• _DIRECTIVE_: Give the entries back exactly, dropping each image.

• _ENTRIES_:

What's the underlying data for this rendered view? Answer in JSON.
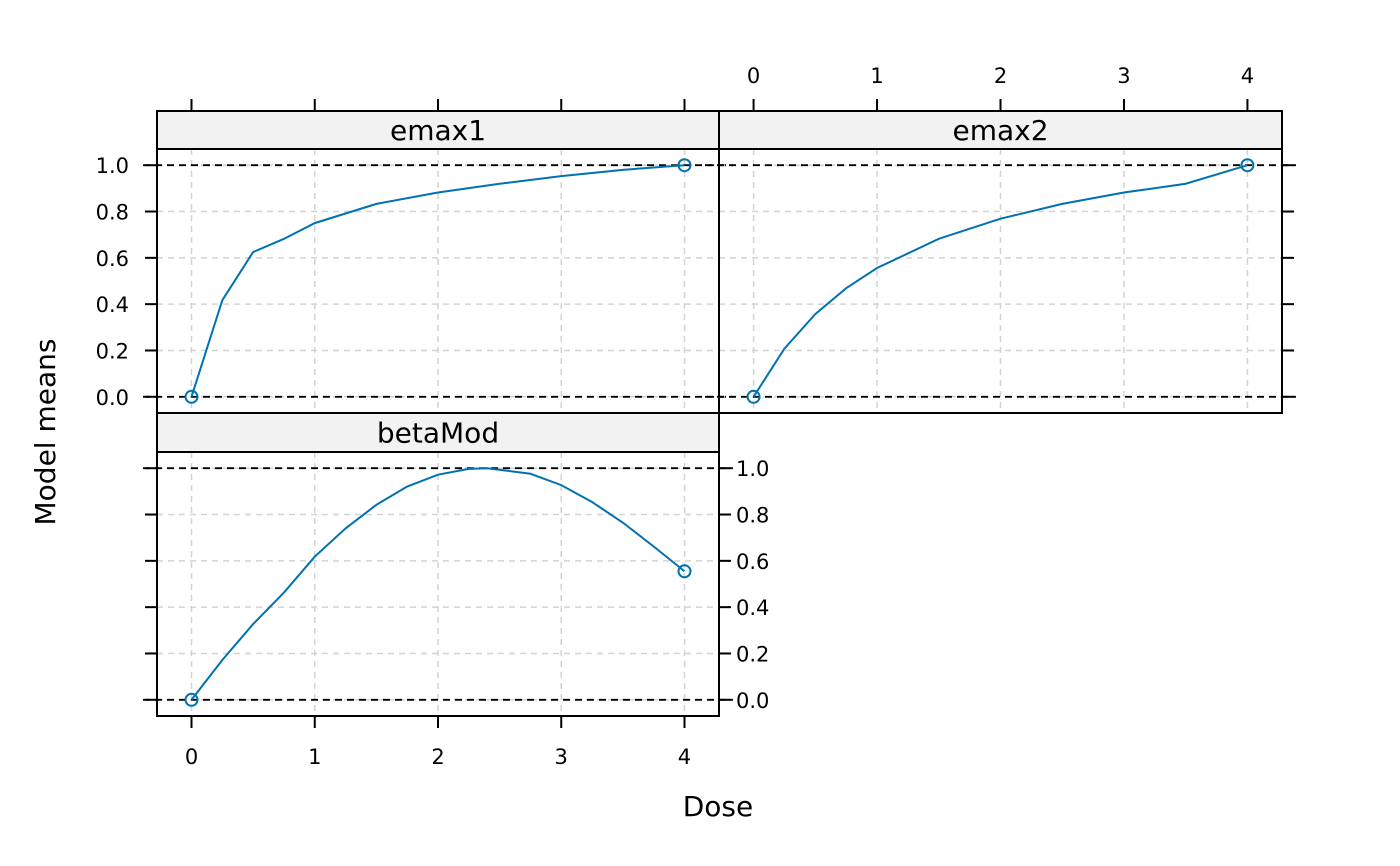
{
  "xlabel": "Dose",
  "ylabel": "Model means",
  "colors": {
    "curve": "#0072B2",
    "strip": "#f2f2f2",
    "grid": "#d3d3d3",
    "refline": "#000000"
  },
  "chart_data": [
    {
      "type": "line",
      "title": "emax1",
      "xlim": [
        -0.28,
        4.28
      ],
      "ylim": [
        -0.07,
        1.07
      ],
      "x_ticks": [
        0,
        1,
        2,
        3,
        4
      ],
      "y_ticks": [
        0.0,
        0.2,
        0.4,
        0.6,
        0.8,
        1.0
      ],
      "x_tick_labels": [],
      "y_tick_labels": [
        "0.0",
        "0.2",
        "0.4",
        "0.6",
        "0.8",
        "1.0"
      ],
      "reference_lines": [
        0,
        1
      ],
      "grid": true,
      "series": [
        {
          "x": [
            0,
            0.25,
            0.5,
            0.75,
            1,
            1.5,
            2,
            2.5,
            3,
            3.5,
            4
          ],
          "y": [
            0,
            0.417,
            0.625,
            0.682,
            0.75,
            0.833,
            0.882,
            0.92,
            0.953,
            0.98,
            1.0
          ]
        }
      ],
      "points": {
        "x": [
          0,
          4
        ],
        "y": [
          0,
          1
        ]
      }
    },
    {
      "type": "line",
      "title": "emax2",
      "xlim": [
        -0.28,
        4.28
      ],
      "ylim": [
        -0.07,
        1.07
      ],
      "x_ticks": [
        0,
        1,
        2,
        3,
        4
      ],
      "y_ticks": [
        0.0,
        0.2,
        0.4,
        0.6,
        0.8,
        1.0
      ],
      "x_tick_labels": [
        "0",
        "1",
        "2",
        "3",
        "4"
      ],
      "y_tick_labels": [],
      "reference_lines": [
        0,
        1
      ],
      "grid": true,
      "series": [
        {
          "x": [
            0,
            0.25,
            0.5,
            0.75,
            1,
            1.5,
            2,
            2.5,
            3,
            3.5,
            4
          ],
          "y": [
            0,
            0.208,
            0.357,
            0.469,
            0.556,
            0.682,
            0.769,
            0.833,
            0.882,
            0.92,
            1.0
          ]
        }
      ],
      "points": {
        "x": [
          0,
          4
        ],
        "y": [
          0,
          1
        ]
      }
    },
    {
      "type": "line",
      "title": "betaMod",
      "xlim": [
        -0.28,
        4.28
      ],
      "ylim": [
        -0.07,
        1.07
      ],
      "x_ticks": [
        0,
        1,
        2,
        3,
        4
      ],
      "y_ticks": [
        0.0,
        0.2,
        0.4,
        0.6,
        0.8,
        1.0
      ],
      "x_tick_labels": [
        "0",
        "1",
        "2",
        "3",
        "4"
      ],
      "y_tick_labels": [
        "0.0",
        "0.2",
        "0.4",
        "0.6",
        "0.8",
        "1.0"
      ],
      "reference_lines": [
        0,
        1
      ],
      "grid": true,
      "series": [
        {
          "x": [
            0,
            0.25,
            0.5,
            0.75,
            1,
            1.25,
            1.5,
            1.75,
            2,
            2.25,
            2.4,
            2.75,
            3,
            3.25,
            3.5,
            3.75,
            4
          ],
          "y": [
            0,
            0.172,
            0.327,
            0.463,
            0.618,
            0.74,
            0.842,
            0.921,
            0.972,
            0.997,
            1.0,
            0.976,
            0.927,
            0.854,
            0.765,
            0.662,
            0.555
          ]
        }
      ],
      "points": {
        "x": [
          0,
          4
        ],
        "y": [
          0,
          0.555
        ]
      }
    }
  ]
}
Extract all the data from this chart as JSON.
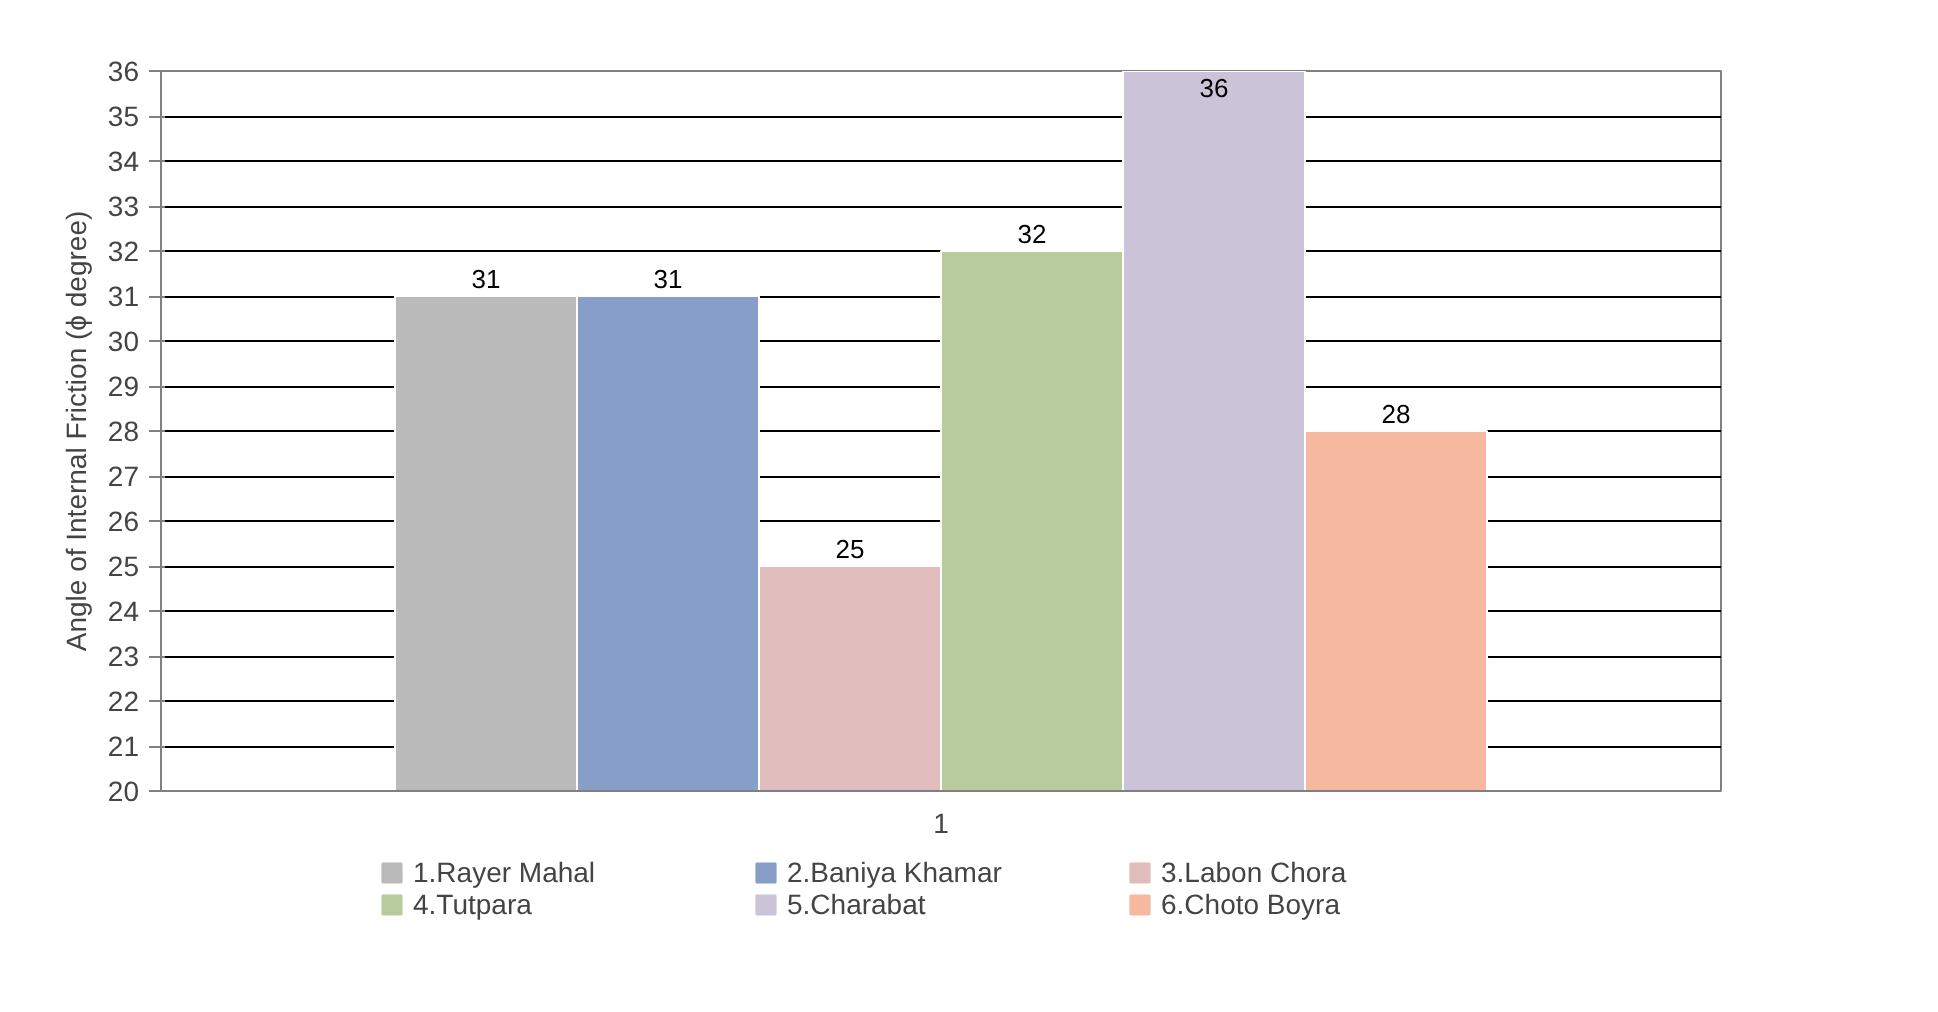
{
  "chart_data": {
    "type": "bar",
    "ylabel": "Angle of Internal Friction (ϕ degree)",
    "categories": [
      "1"
    ],
    "series": [
      {
        "name": "1.Rayer Mahal",
        "color": "#bababa",
        "values": [
          31
        ]
      },
      {
        "name": "2.Baniya Khamar",
        "color": "#879ec8",
        "values": [
          31
        ]
      },
      {
        "name": "3.Labon Chora",
        "color": "#e0bcbc",
        "values": [
          25
        ]
      },
      {
        "name": "4.Tutpara",
        "color": "#b8cb9c",
        "values": [
          32
        ]
      },
      {
        "name": "5.Charabat",
        "color": "#cbc3d8",
        "values": [
          36
        ]
      },
      {
        "name": "6.Choto Boyra",
        "color": "#f7b8a0",
        "values": [
          28
        ]
      }
    ],
    "ylim": [
      20,
      36
    ],
    "yticks": [
      20,
      21,
      22,
      23,
      24,
      25,
      26,
      27,
      28,
      29,
      30,
      31,
      32,
      33,
      34,
      35,
      36
    ],
    "grid": "y",
    "legend": "bottom",
    "data_labels": true
  }
}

• _ANSWER TO THIS EXERCISE_:
What's the underlying data for this rendered view? Answer in JSON.
{
  "xlabel": "Dose",
  "ylabel": "Model means",
  "colors": {
    "curve": "#0072B2",
    "strip": "#f2f2f2",
    "grid": "#d3d3d3",
    "refline": "#000000"
  },
  "chart_data": [
    {
      "type": "line",
      "title": "emax1",
      "xlim": [
        -0.28,
        4.28
      ],
      "ylim": [
        -0.07,
        1.07
      ],
      "x_ticks": [
        0,
        1,
        2,
        3,
        4
      ],
      "y_ticks": [
        0.0,
        0.2,
        0.4,
        0.6,
        0.8,
        1.0
      ],
      "x_tick_labels": [],
      "y_tick_labels": [
        "0.0",
        "0.2",
        "0.4",
        "0.6",
        "0.8",
        "1.0"
      ],
      "reference_lines": [
        0,
        1
      ],
      "grid": true,
      "series": [
        {
          "x": [
            0,
            0.25,
            0.5,
            0.75,
            1,
            1.5,
            2,
            2.5,
            3,
            3.5,
            4
          ],
          "y": [
            0,
            0.417,
            0.625,
            0.682,
            0.75,
            0.833,
            0.882,
            0.92,
            0.953,
            0.98,
            1.0
          ]
        }
      ],
      "points": {
        "x": [
          0,
          4
        ],
        "y": [
          0,
          1
        ]
      }
    },
    {
      "type": "line",
      "title": "emax2",
      "xlim": [
        -0.28,
        4.28
      ],
      "ylim": [
        -0.07,
        1.07
      ],
      "x_ticks": [
        0,
        1,
        2,
        3,
        4
      ],
      "y_ticks": [
        0.0,
        0.2,
        0.4,
        0.6,
        0.8,
        1.0
      ],
      "x_tick_labels": [
        "0",
        "1",
        "2",
        "3",
        "4"
      ],
      "y_tick_labels": [],
      "reference_lines": [
        0,
        1
      ],
      "grid": true,
      "series": [
        {
          "x": [
            0,
            0.25,
            0.5,
            0.75,
            1,
            1.5,
            2,
            2.5,
            3,
            3.5,
            4
          ],
          "y": [
            0,
            0.208,
            0.357,
            0.469,
            0.556,
            0.682,
            0.769,
            0.833,
            0.882,
            0.92,
            1.0
          ]
        }
      ],
      "points": {
        "x": [
          0,
          4
        ],
        "y": [
          0,
          1
        ]
      }
    },
    {
      "type": "line",
      "title": "betaMod",
      "xlim": [
        -0.28,
        4.28
      ],
      "ylim": [
        -0.07,
        1.07
      ],
      "x_ticks": [
        0,
        1,
        2,
        3,
        4
      ],
      "y_ticks": [
        0.0,
        0.2,
        0.4,
        0.6,
        0.8,
        1.0
      ],
      "x_tick_labels": [
        "0",
        "1",
        "2",
        "3",
        "4"
      ],
      "y_tick_labels": [
        "0.0",
        "0.2",
        "0.4",
        "0.6",
        "0.8",
        "1.0"
      ],
      "reference_lines": [
        0,
        1
      ],
      "grid": true,
      "series": [
        {
          "x": [
            0,
            0.25,
            0.5,
            0.75,
            1,
            1.25,
            1.5,
            1.75,
            2,
            2.25,
            2.4,
            2.75,
            3,
            3.25,
            3.5,
            3.75,
            4
          ],
          "y": [
            0,
            0.172,
            0.327,
            0.463,
            0.618,
            0.74,
            0.842,
            0.921,
            0.972,
            0.997,
            1.0,
            0.976,
            0.927,
            0.854,
            0.765,
            0.662,
            0.555
          ]
        }
      ],
      "points": {
        "x": [
          0,
          4
        ],
        "y": [
          0,
          0.555
        ]
      }
    }
  ]
}
Extract all the data from this chart as JSON.
{
  "chart_data": {
    "type": "bar",
    "ylabel": "Angle of Internal Friction (ϕ degree)",
    "categories": [
      "1"
    ],
    "series": [
      {
        "name": "1.Rayer Mahal",
        "color": "#bababa",
        "values": [
          31
        ]
      },
      {
        "name": "2.Baniya Khamar",
        "color": "#879ec8",
        "values": [
          31
        ]
      },
      {
        "name": "3.Labon Chora",
        "color": "#e0bcbc",
        "values": [
          25
        ]
      },
      {
        "name": "4.Tutpara",
        "color": "#b8cb9c",
        "values": [
          32
        ]
      },
      {
        "name": "5.Charabat",
        "color": "#cbc3d8",
        "values": [
          36
        ]
      },
      {
        "name": "6.Choto Boyra",
        "color": "#f7b8a0",
        "values": [
          28
        ]
      }
    ],
    "ylim": [
      20,
      36
    ],
    "yticks": [
      20,
      21,
      22,
      23,
      24,
      25,
      26,
      27,
      28,
      29,
      30,
      31,
      32,
      33,
      34,
      35,
      36
    ],
    "grid": "y",
    "legend": "bottom",
    "data_labels": true
  }
}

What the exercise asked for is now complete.